"""

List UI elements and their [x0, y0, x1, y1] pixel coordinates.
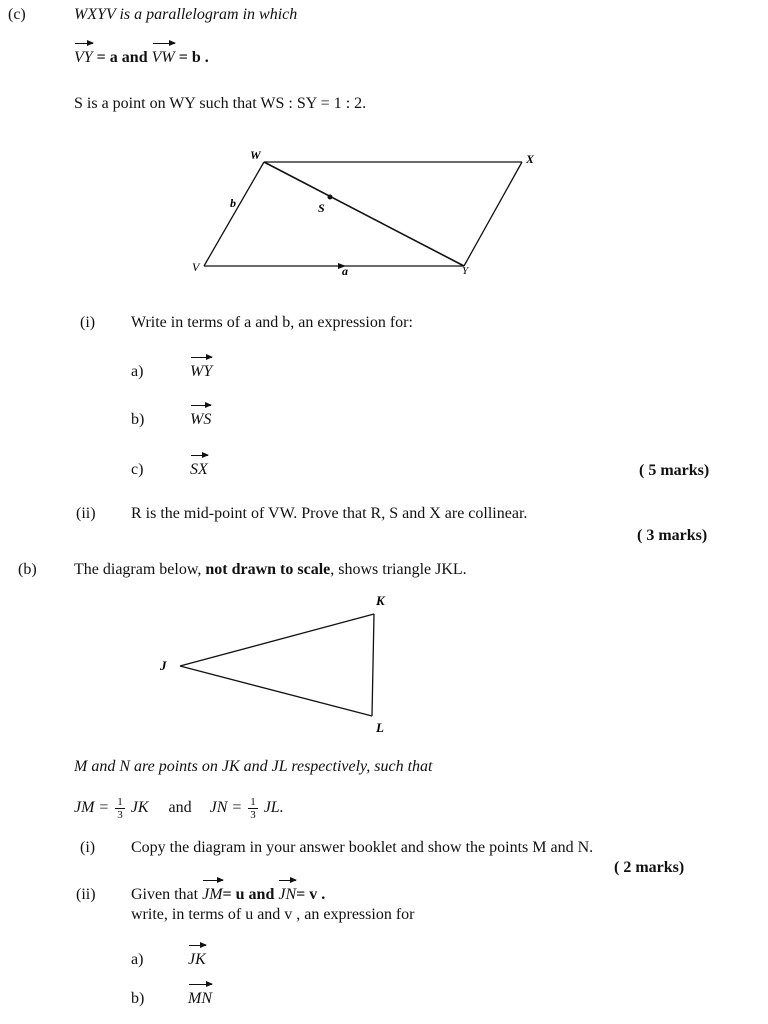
fraction-one-third: $\frac{1}{3}$: [117, 796, 123, 821]
part-b-ii-given: Given that JM= u and JN= v .: [131, 886, 326, 903]
fraction-one-third-2: $\frac{1}{3}$: [250, 796, 256, 821]
part-b-i-label: (i): [80, 839, 96, 856]
vector-definitions: [74, 49, 209, 67]
label-x: X: [526, 152, 535, 166]
part-b-label: (b): [18, 561, 37, 578]
vector-jn: JN: [278, 886, 297, 903]
sub-ii-label: (ii): [76, 505, 96, 522]
part-b-i-text: Copy the diagram in your answer booklet and show the points M and N.: [131, 839, 594, 856]
label-w: W: [250, 148, 261, 162]
item-b-label: b): [131, 411, 145, 428]
label-b: b: [230, 196, 236, 210]
part-b-intro: The diagram below, not drawn to scale, shows triangle JKL.: [74, 561, 467, 578]
marks-2: ( 2 marks): [614, 859, 685, 876]
part-c-intro: WXYV is a parallelogram in which: [74, 6, 298, 23]
item-a-label: a): [131, 363, 144, 380]
part-b-ii-instruction: write, in terms of u and v , an expression for: [131, 906, 415, 923]
points-mn-description: M and N are points on JK and JL respectively, such that: [74, 758, 433, 775]
sub-ii-text: R is the mid-point of VW. Prove that R, S and X are collinear.: [131, 505, 528, 522]
part-b-item-b-vector: MN: [188, 990, 212, 1007]
label-a: a: [342, 264, 348, 278]
marks-5: ( 5 marks): [639, 462, 710, 479]
eq-a: = a and: [96, 49, 148, 66]
item-b-vector: WS: [190, 411, 212, 428]
label-s: S: [318, 201, 325, 215]
part-b-item-a-vector: JK: [188, 951, 206, 968]
part-b-item-b-label: b): [131, 990, 145, 1007]
marks-3: ( 3 marks): [637, 527, 708, 544]
label-k: K: [376, 593, 385, 608]
sub-i-text: Write in terms of a and b, an expression for:: [131, 314, 413, 331]
not-to-scale: not drawn to scale: [205, 561, 331, 578]
parallelogram-diagram: [180, 140, 560, 290]
sub-i-label: (i): [80, 314, 96, 331]
triangle-diagram: [150, 588, 410, 738]
item-c-vector: SX: [190, 461, 208, 478]
vector-jm: JM: [202, 886, 223, 903]
label-y: Y: [462, 265, 469, 277]
ratio-definitions: JM = $\frac{1}{3}$ JK and JN = $\frac{1}{3}$ JL.: [74, 796, 284, 821]
point-s-description: S is a point on WY such that WS : SY = 1 : 2.: [74, 95, 367, 112]
label-l: L: [376, 720, 384, 735]
part-c-label: (c): [8, 6, 26, 23]
vector-vy: VY: [74, 49, 93, 66]
part-b-item-a-label: a): [131, 951, 144, 968]
vector-vw: VW: [151, 49, 175, 66]
label-v: V: [192, 260, 200, 274]
eq-b: = b .: [178, 49, 209, 66]
item-a-vector: WY: [190, 363, 213, 380]
part-b-ii-label: (ii): [76, 886, 96, 903]
label-j: J: [160, 658, 167, 673]
item-c-label: c): [131, 461, 144, 478]
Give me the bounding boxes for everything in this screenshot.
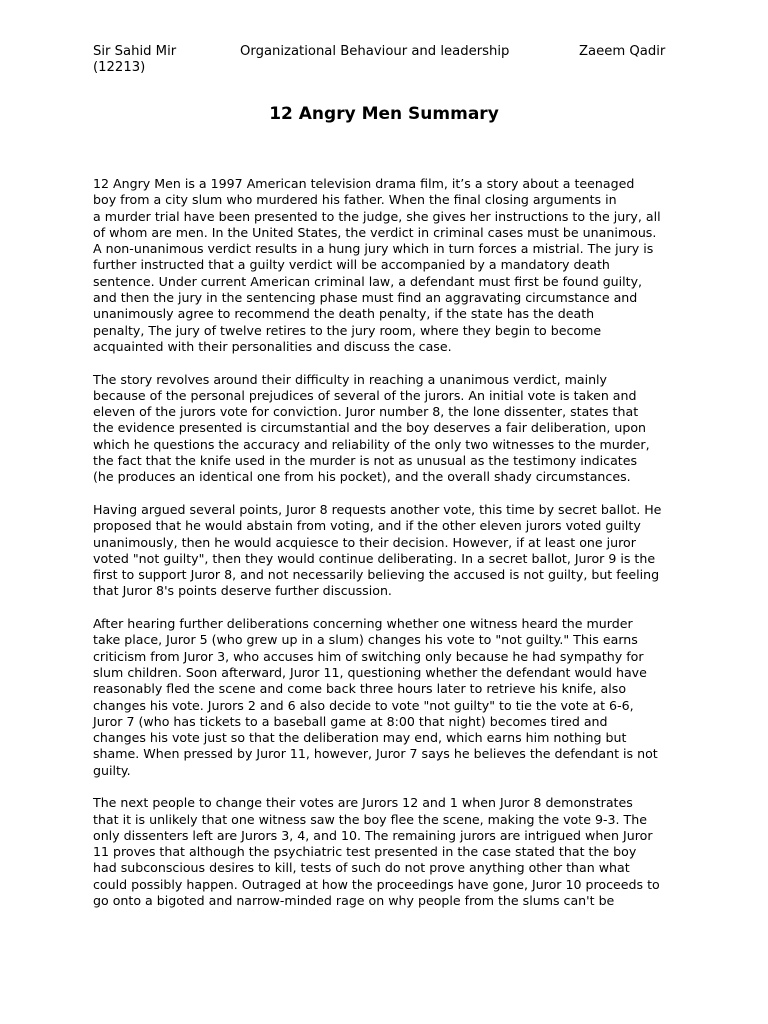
body-paragraph: The story revolves around their difficulty in reaching a unanimous verdict, mainly because of the personal prejudices of several of the jurors. An initial vote is taken and eleven of the jurors vote for conviction. Juror number 8, the lone dissenter, states that the evidence presented is circumstantial and the boy deserves a fair deliberation, upon which he questions the accuracy and reliability of the only two witnesses to the murder, the fact that the knife used in the murder is not as unusual as the testimony indicates (he produces an identical one from his pocket), and the overall shady circumstances. — [93, 371, 650, 485]
header-instructor: Zaeem Qadir — [579, 44, 666, 59]
header-author-name: Sir Sahid Mir — [93, 44, 177, 59]
document-title: 12 Angry Men Summary — [269, 104, 499, 124]
body-paragraph: 12 Angry Men is a 1997 American television drama film, it’s a story about a teenaged boy from a city slum who murdered his father. When the final closing arguments in a murder trial have been presented to the judge, she gives her instructions to the jury, all of whom are men. In the United States, the verdict in criminal cases must be unanimous. A non-unanimous verdict results in a hung jury which in turn forces a mistrial. The jury is further instructed that a guilty verdict will be accompanied by a mandatory death sentence. Under current American criminal law, a defendant must first be found guilty, and then the jury in the sentencing phase must find an aggravating circumstance and unanimously agree to recommend the death penalty, if the state has the death penalty, The jury of twelve retires to the jury room, where they begin to become acquainted with their personalities and discuss the case. — [93, 176, 661, 354]
header-course: Organizational Behaviour and leadership — [240, 44, 510, 59]
body-paragraph: After hearing further deliberations concerning whether one witness heard the murder take place, Juror 5 (who grew up in a slum) changes his vote to "not guilty." This earns criticism from Juror 3, who accuses him of switching only because he had sympathy for slum children. Soon afterward, Juror 11, questioning whether the defendant would have reasonably fled the scene and come back three hours later to retrieve his knife, also changes his vote. Jurors 2 and 6 also decide to vote "not guilty" to tie the vote at 6-6, Juror 7 (who has tickets to a baseball game at 8:00 that night) becomes tired and changes his vote just so that the deliberation may end, which earns him nothing but shame. When pressed by Juror 11, however, Juror 7 says he believes the defendant is not guilty. — [93, 616, 658, 778]
body-paragraph: Having argued several points, Juror 8 requests another vote, this time by secret ballot. He proposed that he would abstain from voting, and if the other eleven jurors voted guilty unanimously, then he would acquiesce to their decision. However, if at least one juror voted "not guilty", then they would continue deliberating. In a secret ballot, Juror 9 is the first to support Juror 8, and not necessarily believing the accused is not guilty, but feeling that Juror 8's points deserve further discussion. — [93, 501, 662, 599]
body-paragraph: The next people to change their votes are Jurors 12 and 1 when Juror 8 demonstrates that it is unlikely that one witness saw the boy flee the scene, making the vote 9-3. The only dissenters left are Jurors 3, 4, and 10. The remaining jurors are intrigued when Juror 11 proves that although the psychiatric test presented in the case stated that the boy had subconscious desires to kill, tests of such do not prove anything other than what could possibly happen. Outraged at how the proceedings have gone, Juror 10 proceeds to go onto a bigoted and narrow-minded rage on why people from the slums can't be — [93, 795, 660, 909]
header-author-id: (12213) — [93, 59, 146, 75]
header-author — [93, 44, 213, 75]
document-body — [93, 176, 683, 926]
page-header — [93, 44, 683, 76]
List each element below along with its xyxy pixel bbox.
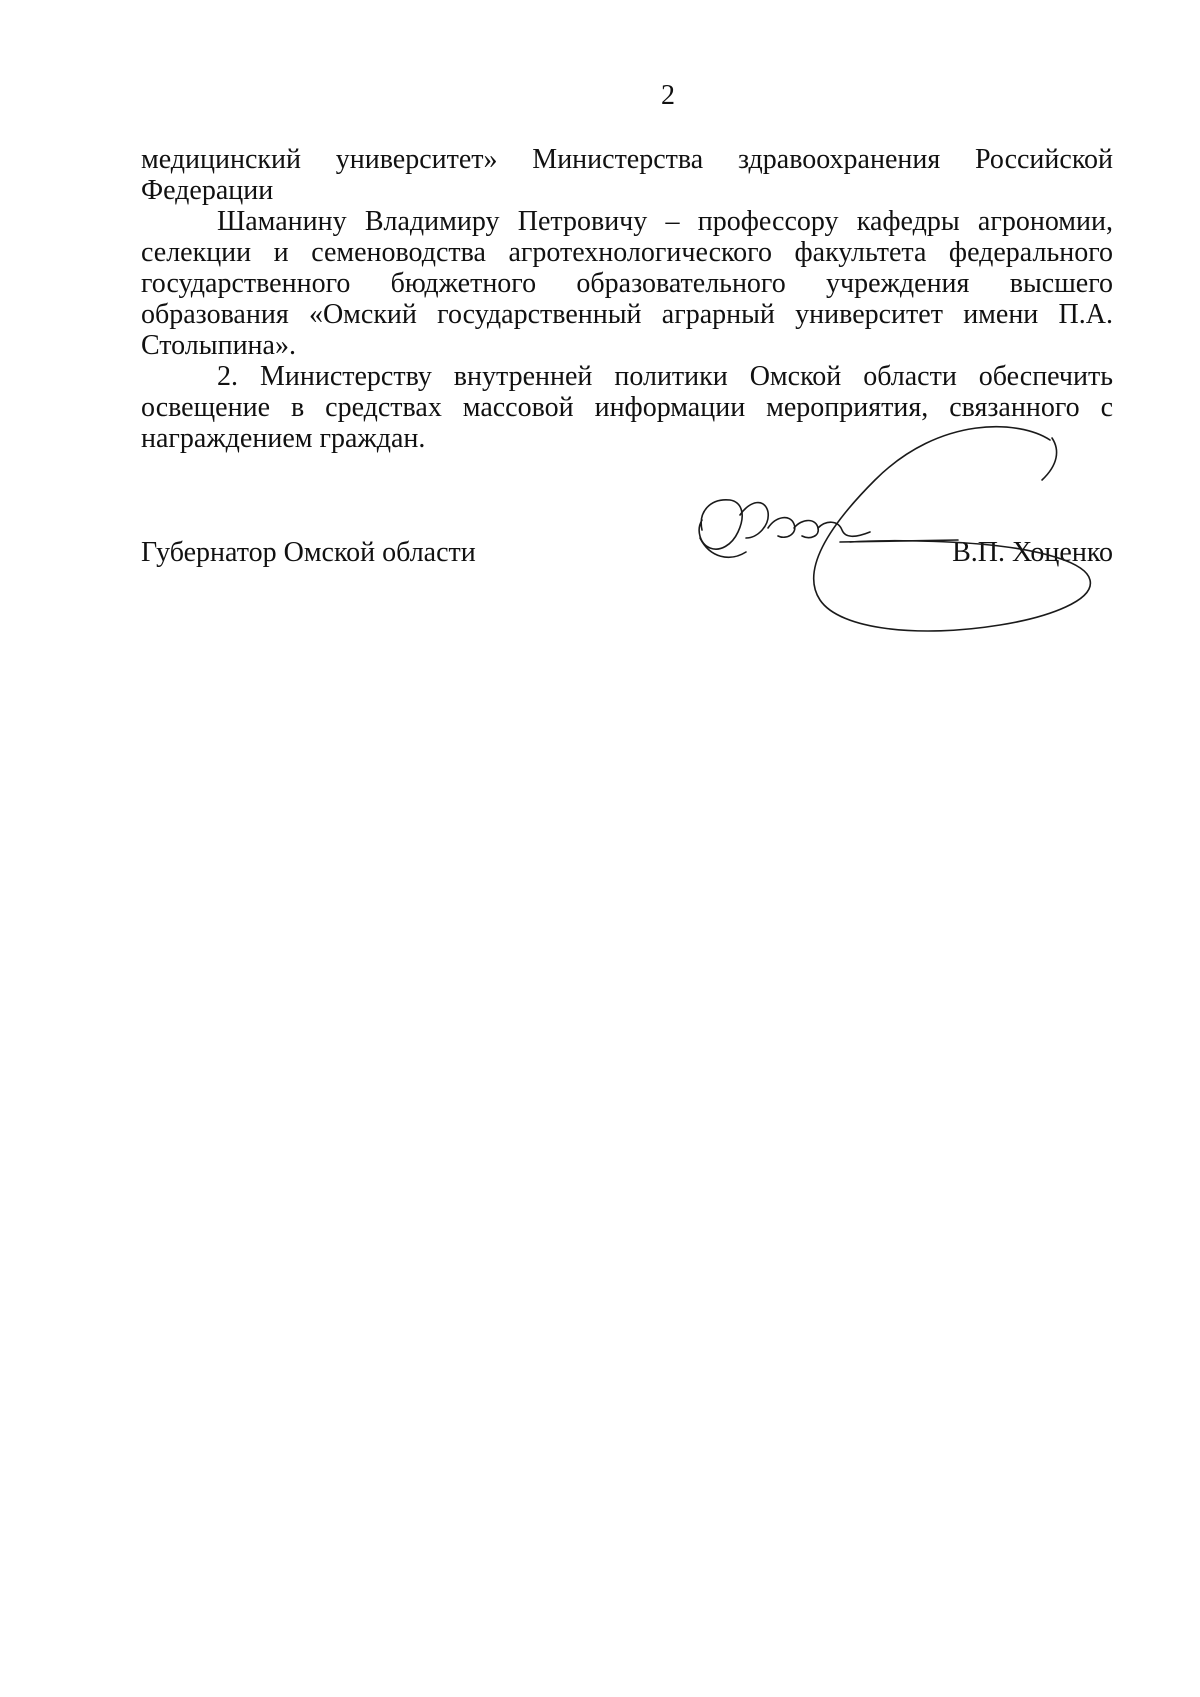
paragraph-ministry-instruction: 2. Министерству внутренней политики Омской области обеспечить освещение в средствах массовой информации мероприятия, связанного с награждением граждан.: [141, 361, 1113, 454]
signer-title: Губернатор Омской области: [141, 537, 476, 568]
paragraph-continuation: медицинский университет» Министерства здравоохранения Российской Федерации: [141, 144, 1113, 206]
page-number: 2: [661, 80, 675, 111]
document-body: [141, 144, 1113, 454]
signature-block: [141, 537, 1113, 577]
paragraph-award-recipient: Шаманину Владимиру Петровичу – профессору кафедры агрономии, селекции и семеноводства агротехнологического факультета федерального государственного бюджетного образовательного учреждения высшего образования «Омский государственный аграрный университет имени П.А. Столыпина».: [141, 206, 1113, 361]
signer-name: В.П. Хоценко: [952, 537, 1113, 568]
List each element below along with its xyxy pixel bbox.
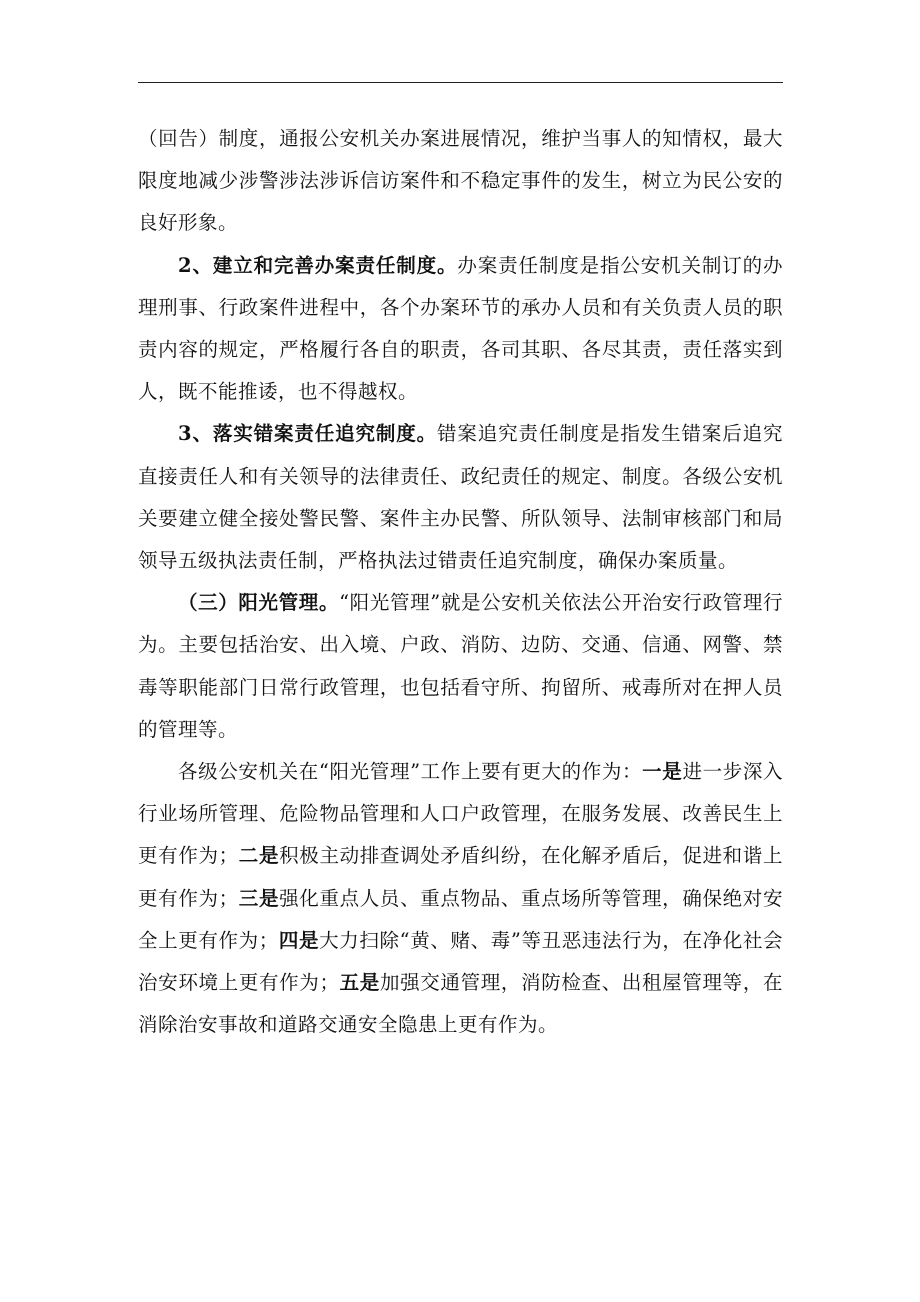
paragraph-1-text: （回告）制度，通报公安机关办案进展情况，维护当事人的知情权，最大限度地减少涉警涉法涉诉信访案件和不稳定事件的发生，树立为民公安的良好形象。	[138, 127, 783, 235]
item-5-label: 五是	[339, 971, 380, 995]
item-3-text: 强化重点人员、重点物品、重点场所等管理，确保绝对安全上更有作为；	[138, 886, 783, 952]
paragraph-4-text: “阳光管理”就是公安机关依法公开治安行政管理行为。主要包括治安、出入境、户政、消防、边防、交通、信通、网警、禁毒等职能部门日常行政管理，也包括看守所、拘留所、戒毒所对在押人员的管理等。	[138, 591, 783, 741]
item-4-label: 四是	[278, 928, 320, 952]
paragraph-3-text: 错案追究责任制度是指发生错案后追究直接责任人和有关领导的法律责任、政纪责任的规定、制度。各级公安机关要建立健全接处警民警、案件主办民警、所队领导、法制审核部门和局领导五级执法责任制，严格执法过错责任追究制度，确保办案质量。	[138, 422, 783, 573]
paragraph-3-heading: 3、落实错案责任追究制度。	[178, 422, 437, 446]
item-3-label: 三是	[238, 886, 280, 910]
paragraph-1	[138, 118, 783, 245]
item-2-label: 二是	[238, 844, 280, 868]
header-rule	[138, 82, 783, 83]
paragraph-4-heading: （三）阳光管理。	[178, 591, 340, 615]
paragraph-3	[138, 413, 783, 582]
paragraph-2-text: 办案责任制度是指公安机关制订的办理刑事、行政案件进程中，各个办案环节的承办人员和有关负责人员的职责内容的规定，严格履行各自的职责，各司其职、各尽其责，责任落实到人，既不能推诿，也不得越权。	[138, 253, 783, 404]
item-1-text: 进一步深入行业场所管理、危险物品管理和人口户政管理，在服务发展、改善民生上更有作为；	[138, 760, 783, 868]
paragraph-2	[138, 245, 783, 414]
item-5-text: 加强交通管理，消防检查、出租屋管理等，在消除治安事故和道路交通安全隐患上更有作为。	[138, 971, 783, 1037]
item-1-label: 一是	[642, 760, 683, 784]
paragraph-5	[138, 751, 783, 1046]
document-body	[138, 118, 783, 1046]
paragraph-4	[138, 582, 783, 751]
item-4-text: 大力扫除“黄、赌、毒”等丑恶违法行为，在净化社会治安环境上更有作为；	[138, 928, 783, 995]
paragraph-2-heading: 2、建立和完善办案责任制度。	[178, 253, 458, 277]
paragraph-5-intro: 各级公安机关在“阳光管理”工作上要有更大的作为：	[178, 760, 643, 784]
item-2-text: 积极主动排查调处矛盾纠纷，在化解矛盾后，促进和谐上更有作为；	[138, 844, 783, 910]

"""

### What you need to do
Give the lines of the entries above, from the line holding "127, 783, 235]" through the line holding "413, 783, 582]", inclusive, as a JSON list of strings with one string per line and blank lines left out.

### Expected output
[
  "paragraph-1-text: （回告）制度，通报公安机关办案进展情况，维护当事人的知情权，最大限度地减少涉警涉法涉诉信访案件和不稳定事件的发生，树立为民公安的良好形象。\t[138, 127, 783, 235]",
  "item-5-label: 五是\t[339, 971, 380, 995]",
  "item-3-text: 强化重点人员、重点物品、重点场所等管理，确保绝对安全上更有作为；\t[138, 886, 783, 952]",
  "paragraph-4-text: “阳光管理”就是公安机关依法公开治安行政管理行为。主要包括治安、出入境、户政、消防、边防、交通、信通、网警、禁毒等职能部门日常行政管理，也包括看守所、拘留所、戒毒所对在押人员的管理等。\t[138, 591, 783, 741]",
  "item-4-label: 四是\t[278, 928, 320, 952]",
  "paragraph-3-text: 错案追究责任制度是指发生错案后追究直接责任人和有关领导的法律责任、政纪责任的规定、制度。各级公安机关要建立健全接处警民警、案件主办民警、所队领导、法制审核部门和局领导五级执法责任制，严格执法过错责任追究制度，确保办案质量。\t[138, 422, 783, 573]",
  "paragraph-3-heading: 3、落实错案责任追究制度。\t[178, 422, 437, 446]",
  "item-3-label: 三是\t[238, 886, 280, 910]",
  "paragraph-1\t[138, 118, 783, 245]",
  "item-2-label: 二是\t[238, 844, 280, 868]",
  "header-rule\t[138, 82, 783, 83]",
  "paragraph-4-heading: （三）阳光管理。\t[178, 591, 340, 615]",
  "paragraph-3\t[138, 413, 783, 582]"
]